- _Written task_:
Copy every line in which the string "学会感恩" occurs.
━━━━━ Input material
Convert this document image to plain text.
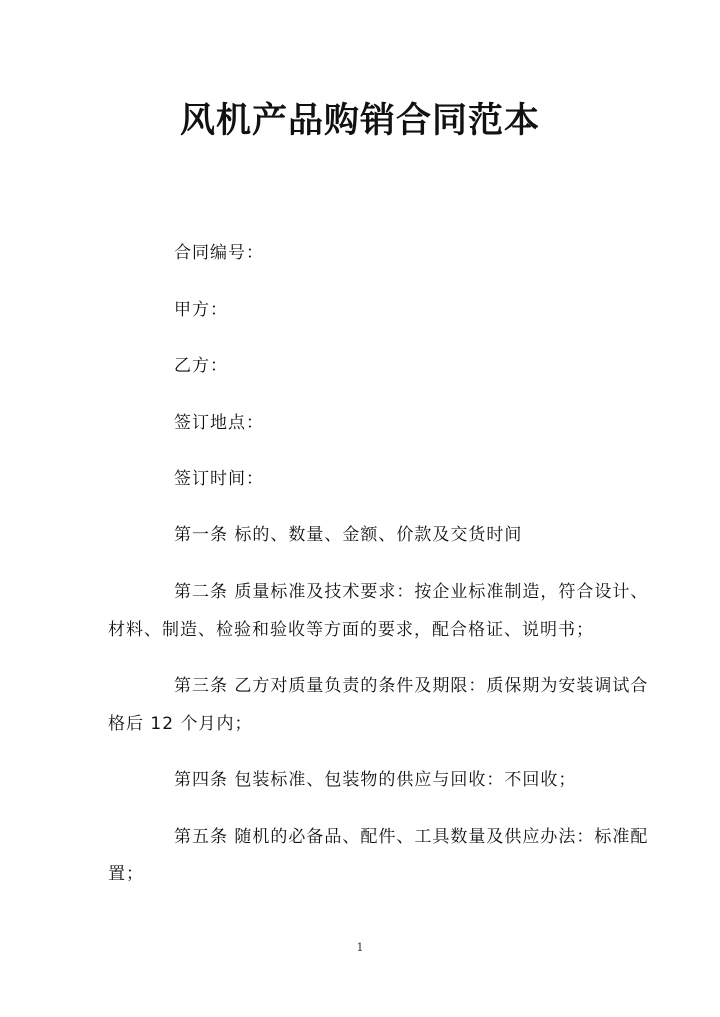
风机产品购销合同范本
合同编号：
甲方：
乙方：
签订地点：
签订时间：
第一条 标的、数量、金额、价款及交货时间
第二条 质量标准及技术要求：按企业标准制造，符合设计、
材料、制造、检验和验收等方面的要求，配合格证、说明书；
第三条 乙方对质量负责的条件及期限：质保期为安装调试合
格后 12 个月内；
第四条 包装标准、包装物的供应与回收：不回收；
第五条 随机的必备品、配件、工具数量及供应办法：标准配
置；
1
━━━━━━━━━━
━━━━━ Input material
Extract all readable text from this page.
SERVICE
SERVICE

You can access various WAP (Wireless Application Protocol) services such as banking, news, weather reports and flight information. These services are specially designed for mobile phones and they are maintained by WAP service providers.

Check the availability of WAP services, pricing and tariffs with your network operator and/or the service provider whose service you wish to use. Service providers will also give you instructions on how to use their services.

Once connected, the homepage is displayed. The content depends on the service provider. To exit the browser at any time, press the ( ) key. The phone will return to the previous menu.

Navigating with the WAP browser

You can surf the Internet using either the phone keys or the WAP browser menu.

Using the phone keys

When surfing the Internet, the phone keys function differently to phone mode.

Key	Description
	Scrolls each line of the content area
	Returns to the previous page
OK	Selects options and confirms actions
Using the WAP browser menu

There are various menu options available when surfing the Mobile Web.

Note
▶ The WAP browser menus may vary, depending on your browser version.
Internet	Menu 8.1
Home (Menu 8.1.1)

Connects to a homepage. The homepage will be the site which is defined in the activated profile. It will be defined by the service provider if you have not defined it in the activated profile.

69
━━━━━━━━━━
━━━━━ Input material
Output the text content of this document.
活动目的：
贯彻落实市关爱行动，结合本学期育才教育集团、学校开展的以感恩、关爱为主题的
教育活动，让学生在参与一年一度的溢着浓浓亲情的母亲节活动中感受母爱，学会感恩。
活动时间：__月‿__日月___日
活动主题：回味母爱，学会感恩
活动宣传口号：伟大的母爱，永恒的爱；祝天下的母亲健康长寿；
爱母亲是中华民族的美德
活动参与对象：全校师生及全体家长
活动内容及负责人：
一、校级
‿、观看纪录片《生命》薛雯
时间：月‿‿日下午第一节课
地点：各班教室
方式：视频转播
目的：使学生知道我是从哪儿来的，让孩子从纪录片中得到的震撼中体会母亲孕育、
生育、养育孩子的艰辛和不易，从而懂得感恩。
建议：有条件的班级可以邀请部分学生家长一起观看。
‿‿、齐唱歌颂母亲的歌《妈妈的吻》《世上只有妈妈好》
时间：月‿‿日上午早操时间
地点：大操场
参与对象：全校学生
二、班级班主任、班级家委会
━━━━━━━━━━
- _Finished task_:
教育活动，让学生在参与一年一度的溢着浓浓亲情的母亲节活动中感受母爱，学会感恩。
活动主题：回味母爱，学会感恩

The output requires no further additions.